▸ Written instruction
Pick every line with "JSON" from the material below.

(Figure dataset records)

┌──

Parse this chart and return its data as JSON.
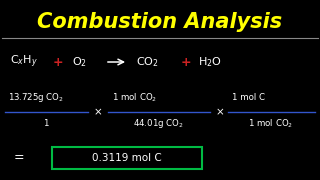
{
  "background_color": "#000000",
  "title": "Combustion Analysis",
  "title_color": "#ffff00",
  "title_fontsize": 15,
  "separator_color": "#888888",
  "text_color": "#ffffff",
  "red_color": "#cc2222",
  "green_color": "#00bb44",
  "blue_color": "#3355cc",
  "result": "0.3119 mol C",
  "fig_width": 3.2,
  "fig_height": 1.8,
  "fig_dpi": 100
}
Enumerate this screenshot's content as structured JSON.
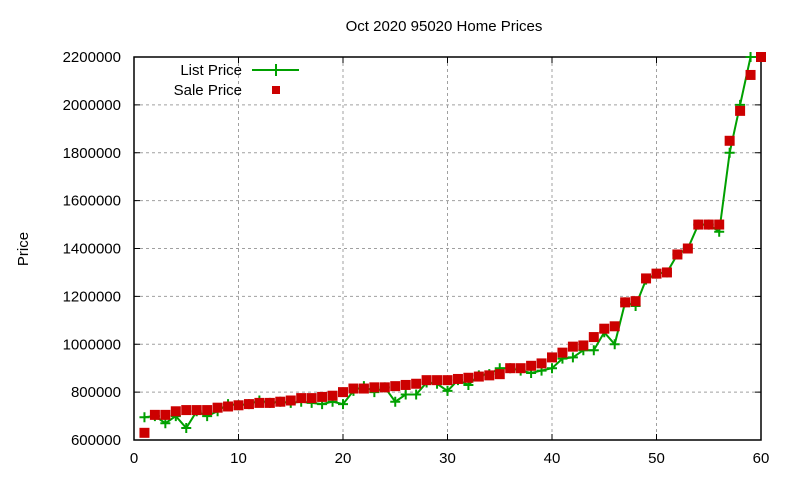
{
  "chart_data": {
    "type": "line",
    "title": "Oct 2020 95020 Home Prices",
    "xlabel": "",
    "ylabel": "Price",
    "xlim": [
      0,
      60
    ],
    "ylim": [
      600000,
      2200000
    ],
    "xticks": [
      0,
      10,
      20,
      30,
      40,
      50,
      60
    ],
    "yticks": [
      600000,
      800000,
      1000000,
      1200000,
      1400000,
      1600000,
      1800000,
      2000000,
      2200000
    ],
    "grid": true,
    "legend_position": "top-left",
    "x": [
      1,
      2,
      3,
      4,
      5,
      6,
      7,
      8,
      9,
      10,
      11,
      12,
      13,
      14,
      15,
      16,
      17,
      18,
      19,
      20,
      21,
      22,
      23,
      24,
      25,
      26,
      27,
      28,
      29,
      30,
      31,
      32,
      33,
      34,
      35,
      36,
      37,
      38,
      39,
      40,
      41,
      42,
      43,
      44,
      45,
      46,
      47,
      48,
      49,
      50,
      51,
      52,
      53,
      54,
      55,
      56,
      57,
      58,
      59,
      60
    ],
    "series": [
      {
        "name": "List Price",
        "style": "linespoints",
        "color": "#00a000",
        "values": [
          695000,
          700000,
          670000,
          700000,
          650000,
          720000,
          700000,
          720000,
          750000,
          745000,
          750000,
          765000,
          755000,
          760000,
          755000,
          760000,
          755000,
          750000,
          760000,
          750000,
          805000,
          825000,
          800000,
          820000,
          760000,
          790000,
          790000,
          840000,
          835000,
          805000,
          850000,
          830000,
          870000,
          875000,
          900000,
          900000,
          890000,
          880000,
          890000,
          900000,
          940000,
          945000,
          975000,
          975000,
          1050000,
          1000000,
          1175000,
          1160000,
          1270000,
          1295000,
          1300000,
          1375000,
          1400000,
          1500000,
          1500000,
          1470000,
          1800000,
          2000000,
          2200000,
          2200000
        ]
      },
      {
        "name": "Sale Price",
        "style": "points",
        "color": "#cc0000",
        "values": [
          630000,
          705000,
          705000,
          720000,
          725000,
          725000,
          725000,
          735000,
          740000,
          745000,
          750000,
          755000,
          755000,
          760000,
          765000,
          775000,
          775000,
          780000,
          785000,
          800000,
          815000,
          815000,
          820000,
          820000,
          825000,
          830000,
          835000,
          850000,
          850000,
          850000,
          855000,
          860000,
          865000,
          870000,
          875000,
          900000,
          900000,
          910000,
          920000,
          945000,
          965000,
          990000,
          995000,
          1030000,
          1065000,
          1075000,
          1175000,
          1180000,
          1275000,
          1295000,
          1300000,
          1375000,
          1400000,
          1500000,
          1500000,
          1500000,
          1850000,
          1975000,
          2125000,
          2200000
        ]
      }
    ]
  }
}
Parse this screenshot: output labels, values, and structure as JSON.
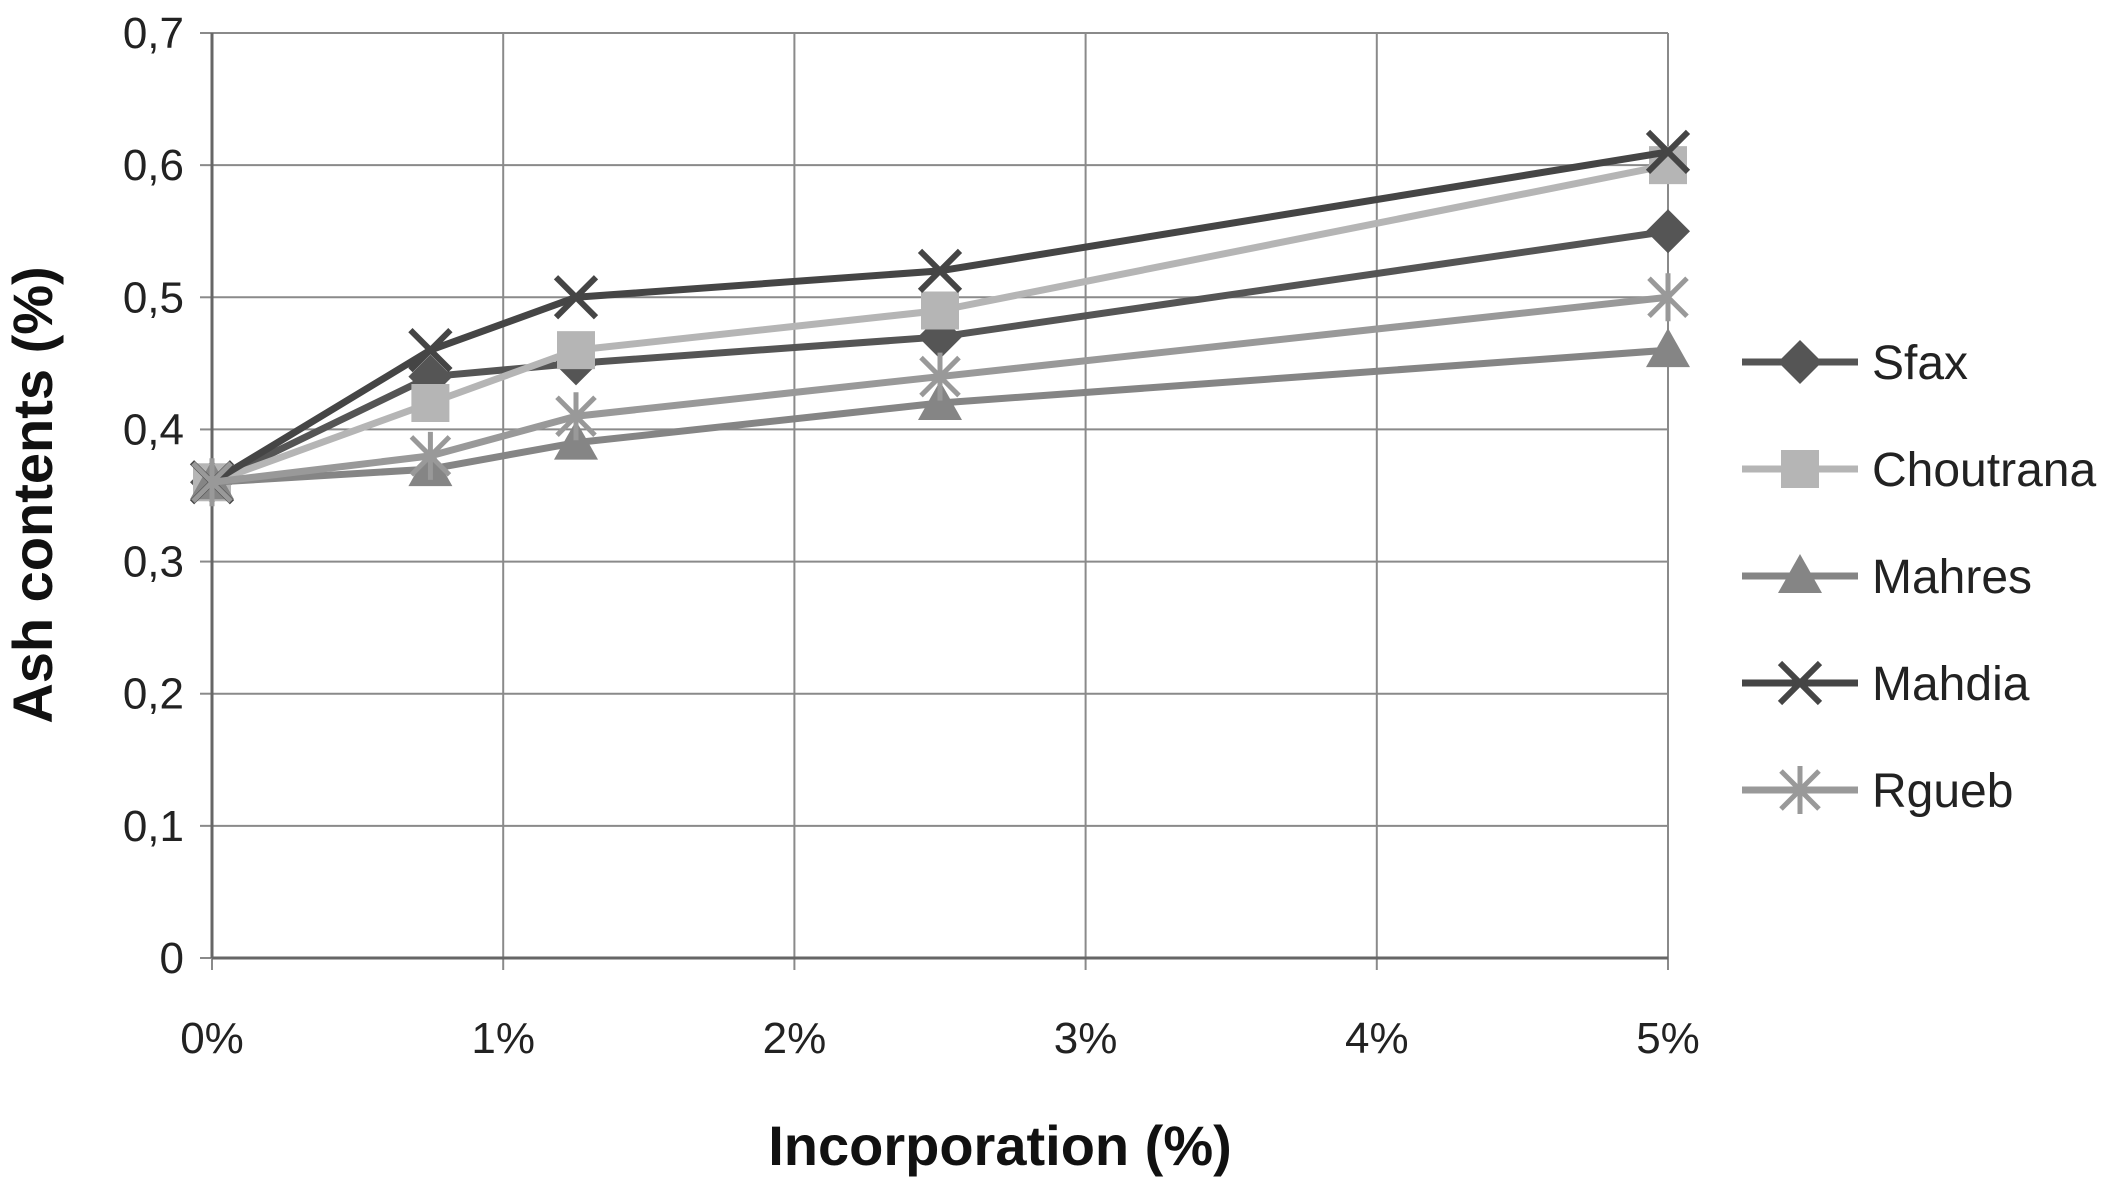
{
  "chart_data": {
    "type": "line",
    "xlabel": "Incorporation (%)",
    "ylabel": "Ash contents (%)",
    "x_ticks": [
      "0%",
      "1%",
      "2%",
      "3%",
      "4%",
      "5%"
    ],
    "y_ticks": [
      "0",
      "0,1",
      "0,2",
      "0,3",
      "0,4",
      "0,5",
      "0,6",
      "0,7"
    ],
    "xlim": [
      0,
      5
    ],
    "ylim": [
      0,
      0.7
    ],
    "grid": true,
    "legend_position": "right",
    "series": [
      {
        "name": "Sfax",
        "marker": "diamond",
        "color": "#555555",
        "x": [
          0,
          0.75,
          1.25,
          2.5,
          5
        ],
        "y": [
          0.36,
          0.44,
          0.45,
          0.47,
          0.55
        ]
      },
      {
        "name": "Choutrana",
        "marker": "square",
        "color": "#b5b5b5",
        "x": [
          0,
          0.75,
          1.25,
          2.5,
          5
        ],
        "y": [
          0.36,
          0.42,
          0.46,
          0.49,
          0.6
        ]
      },
      {
        "name": "Mahres",
        "marker": "triangle",
        "color": "#858585",
        "x": [
          0,
          0.75,
          1.25,
          2.5,
          5
        ],
        "y": [
          0.36,
          0.37,
          0.39,
          0.42,
          0.46
        ]
      },
      {
        "name": "Mahdia",
        "marker": "x",
        "color": "#454545",
        "x": [
          0,
          0.75,
          1.25,
          2.5,
          5
        ],
        "y": [
          0.36,
          0.46,
          0.5,
          0.52,
          0.61
        ]
      },
      {
        "name": "Rgueb",
        "marker": "star",
        "color": "#999999",
        "x": [
          0,
          0.75,
          1.25,
          2.5,
          5
        ],
        "y": [
          0.36,
          0.38,
          0.41,
          0.44,
          0.5
        ]
      }
    ]
  }
}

└──

▸ Output of the task
Parse this chart and return its data as JSON.
Enumerate this screenshot's content as structured JSON.
Parse this screenshot: output labels, values, and structure as JSON.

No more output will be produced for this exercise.